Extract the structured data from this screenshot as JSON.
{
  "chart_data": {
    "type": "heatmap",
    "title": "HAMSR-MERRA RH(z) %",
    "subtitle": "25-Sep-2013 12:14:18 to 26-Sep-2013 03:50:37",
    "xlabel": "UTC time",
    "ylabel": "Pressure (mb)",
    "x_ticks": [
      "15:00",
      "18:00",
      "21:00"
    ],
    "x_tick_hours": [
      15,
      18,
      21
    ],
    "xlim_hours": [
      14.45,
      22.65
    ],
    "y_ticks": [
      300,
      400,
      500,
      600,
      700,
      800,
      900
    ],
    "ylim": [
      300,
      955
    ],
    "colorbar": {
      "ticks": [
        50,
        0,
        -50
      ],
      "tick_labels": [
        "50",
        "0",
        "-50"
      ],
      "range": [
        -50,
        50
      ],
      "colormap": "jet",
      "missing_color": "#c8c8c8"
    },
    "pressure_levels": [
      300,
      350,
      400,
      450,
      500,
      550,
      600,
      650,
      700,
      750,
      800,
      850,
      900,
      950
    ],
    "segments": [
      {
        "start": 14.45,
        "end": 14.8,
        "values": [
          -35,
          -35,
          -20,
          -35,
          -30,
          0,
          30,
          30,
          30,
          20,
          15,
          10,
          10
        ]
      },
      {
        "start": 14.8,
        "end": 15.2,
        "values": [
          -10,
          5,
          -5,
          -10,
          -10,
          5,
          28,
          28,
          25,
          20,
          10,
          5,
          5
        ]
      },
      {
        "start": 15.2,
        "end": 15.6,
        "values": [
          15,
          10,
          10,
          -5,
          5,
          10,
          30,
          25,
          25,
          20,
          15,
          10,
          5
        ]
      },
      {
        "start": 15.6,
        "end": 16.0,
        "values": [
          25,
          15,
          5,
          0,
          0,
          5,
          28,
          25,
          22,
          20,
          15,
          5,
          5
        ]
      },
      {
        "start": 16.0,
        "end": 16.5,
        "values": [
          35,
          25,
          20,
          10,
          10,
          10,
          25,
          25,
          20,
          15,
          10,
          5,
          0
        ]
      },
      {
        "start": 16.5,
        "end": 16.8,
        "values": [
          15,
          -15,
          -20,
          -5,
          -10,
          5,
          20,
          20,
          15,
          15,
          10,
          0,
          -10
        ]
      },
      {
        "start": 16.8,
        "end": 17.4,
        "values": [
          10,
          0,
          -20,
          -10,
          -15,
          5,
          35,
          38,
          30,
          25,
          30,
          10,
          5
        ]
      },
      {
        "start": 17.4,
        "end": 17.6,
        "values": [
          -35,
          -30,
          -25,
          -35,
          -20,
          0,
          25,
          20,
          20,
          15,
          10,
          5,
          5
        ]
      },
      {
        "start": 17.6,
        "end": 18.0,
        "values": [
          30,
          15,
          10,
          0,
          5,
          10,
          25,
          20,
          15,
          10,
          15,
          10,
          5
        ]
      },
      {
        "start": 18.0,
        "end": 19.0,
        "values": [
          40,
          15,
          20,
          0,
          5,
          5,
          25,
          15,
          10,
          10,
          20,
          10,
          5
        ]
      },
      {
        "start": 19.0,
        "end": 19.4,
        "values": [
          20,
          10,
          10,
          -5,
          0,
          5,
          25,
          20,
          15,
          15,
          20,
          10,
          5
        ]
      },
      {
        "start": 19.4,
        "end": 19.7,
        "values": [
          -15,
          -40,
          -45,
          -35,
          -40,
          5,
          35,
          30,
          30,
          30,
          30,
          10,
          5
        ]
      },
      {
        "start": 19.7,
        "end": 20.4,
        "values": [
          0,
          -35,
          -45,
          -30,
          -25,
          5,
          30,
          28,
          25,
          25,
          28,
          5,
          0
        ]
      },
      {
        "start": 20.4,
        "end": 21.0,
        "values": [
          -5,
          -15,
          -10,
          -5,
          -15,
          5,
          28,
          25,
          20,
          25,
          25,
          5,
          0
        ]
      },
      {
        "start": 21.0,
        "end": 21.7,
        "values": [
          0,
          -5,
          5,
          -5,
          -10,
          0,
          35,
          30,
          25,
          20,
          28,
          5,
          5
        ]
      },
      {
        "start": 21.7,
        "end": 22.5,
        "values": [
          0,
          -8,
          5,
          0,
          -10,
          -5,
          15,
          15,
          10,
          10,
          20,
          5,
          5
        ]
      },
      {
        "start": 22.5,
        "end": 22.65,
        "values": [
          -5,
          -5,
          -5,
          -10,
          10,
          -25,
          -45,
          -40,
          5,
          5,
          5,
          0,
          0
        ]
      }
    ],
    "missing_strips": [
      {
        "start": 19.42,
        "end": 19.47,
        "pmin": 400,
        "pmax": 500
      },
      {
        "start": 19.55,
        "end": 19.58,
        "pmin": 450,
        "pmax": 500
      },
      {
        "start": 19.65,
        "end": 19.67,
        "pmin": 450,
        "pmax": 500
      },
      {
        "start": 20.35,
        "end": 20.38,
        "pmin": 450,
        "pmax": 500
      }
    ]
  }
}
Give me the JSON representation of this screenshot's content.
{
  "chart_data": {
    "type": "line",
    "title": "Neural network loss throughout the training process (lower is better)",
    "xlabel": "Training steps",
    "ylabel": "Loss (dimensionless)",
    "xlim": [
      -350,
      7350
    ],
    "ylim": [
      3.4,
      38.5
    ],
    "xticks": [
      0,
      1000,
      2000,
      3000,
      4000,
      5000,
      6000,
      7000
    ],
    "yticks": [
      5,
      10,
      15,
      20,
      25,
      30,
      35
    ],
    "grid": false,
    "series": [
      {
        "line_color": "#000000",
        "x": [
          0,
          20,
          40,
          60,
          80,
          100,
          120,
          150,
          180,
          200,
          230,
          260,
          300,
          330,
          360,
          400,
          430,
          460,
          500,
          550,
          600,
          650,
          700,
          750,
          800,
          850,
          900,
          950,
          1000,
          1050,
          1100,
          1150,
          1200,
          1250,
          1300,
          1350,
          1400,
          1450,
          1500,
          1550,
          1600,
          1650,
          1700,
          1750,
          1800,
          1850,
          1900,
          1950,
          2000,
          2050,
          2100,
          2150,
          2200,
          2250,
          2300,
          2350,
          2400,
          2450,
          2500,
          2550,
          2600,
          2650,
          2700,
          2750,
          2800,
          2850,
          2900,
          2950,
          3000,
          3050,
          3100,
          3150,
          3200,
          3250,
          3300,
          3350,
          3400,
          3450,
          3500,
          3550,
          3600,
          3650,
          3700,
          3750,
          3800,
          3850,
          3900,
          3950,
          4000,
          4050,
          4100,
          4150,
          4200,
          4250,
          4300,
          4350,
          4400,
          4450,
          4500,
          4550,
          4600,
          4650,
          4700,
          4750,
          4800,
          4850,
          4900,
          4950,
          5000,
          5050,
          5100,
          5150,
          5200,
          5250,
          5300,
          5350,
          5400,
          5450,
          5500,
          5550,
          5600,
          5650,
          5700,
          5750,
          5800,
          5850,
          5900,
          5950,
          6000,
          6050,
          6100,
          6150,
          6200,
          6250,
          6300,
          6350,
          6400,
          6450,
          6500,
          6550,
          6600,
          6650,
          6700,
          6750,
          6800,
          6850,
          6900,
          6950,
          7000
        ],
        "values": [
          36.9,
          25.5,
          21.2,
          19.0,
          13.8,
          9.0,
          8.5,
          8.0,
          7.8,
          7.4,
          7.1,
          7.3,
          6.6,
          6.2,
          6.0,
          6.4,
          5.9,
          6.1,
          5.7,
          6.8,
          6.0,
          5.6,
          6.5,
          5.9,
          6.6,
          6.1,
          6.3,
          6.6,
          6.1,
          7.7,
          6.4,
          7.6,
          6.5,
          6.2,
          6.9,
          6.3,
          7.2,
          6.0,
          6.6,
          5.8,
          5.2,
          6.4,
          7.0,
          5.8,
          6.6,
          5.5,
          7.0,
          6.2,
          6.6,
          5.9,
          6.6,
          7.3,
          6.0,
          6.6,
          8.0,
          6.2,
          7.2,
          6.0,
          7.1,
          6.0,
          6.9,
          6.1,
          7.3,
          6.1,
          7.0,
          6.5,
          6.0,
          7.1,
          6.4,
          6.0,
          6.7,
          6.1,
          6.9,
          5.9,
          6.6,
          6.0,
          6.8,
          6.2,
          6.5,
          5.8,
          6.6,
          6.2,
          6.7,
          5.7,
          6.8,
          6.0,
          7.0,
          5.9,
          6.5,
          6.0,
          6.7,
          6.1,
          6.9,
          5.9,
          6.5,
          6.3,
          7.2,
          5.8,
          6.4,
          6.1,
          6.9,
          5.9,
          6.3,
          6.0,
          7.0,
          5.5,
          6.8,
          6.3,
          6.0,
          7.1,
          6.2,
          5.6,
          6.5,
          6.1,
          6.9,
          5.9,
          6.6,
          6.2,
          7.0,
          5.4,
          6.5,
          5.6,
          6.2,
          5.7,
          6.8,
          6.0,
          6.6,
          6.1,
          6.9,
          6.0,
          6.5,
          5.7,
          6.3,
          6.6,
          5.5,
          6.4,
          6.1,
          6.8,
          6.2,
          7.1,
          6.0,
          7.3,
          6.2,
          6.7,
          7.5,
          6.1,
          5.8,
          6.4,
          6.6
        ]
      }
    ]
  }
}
=====
[Aim]
Count each line with "JSON" in it and report that figure by itself.

[Problem solution]
2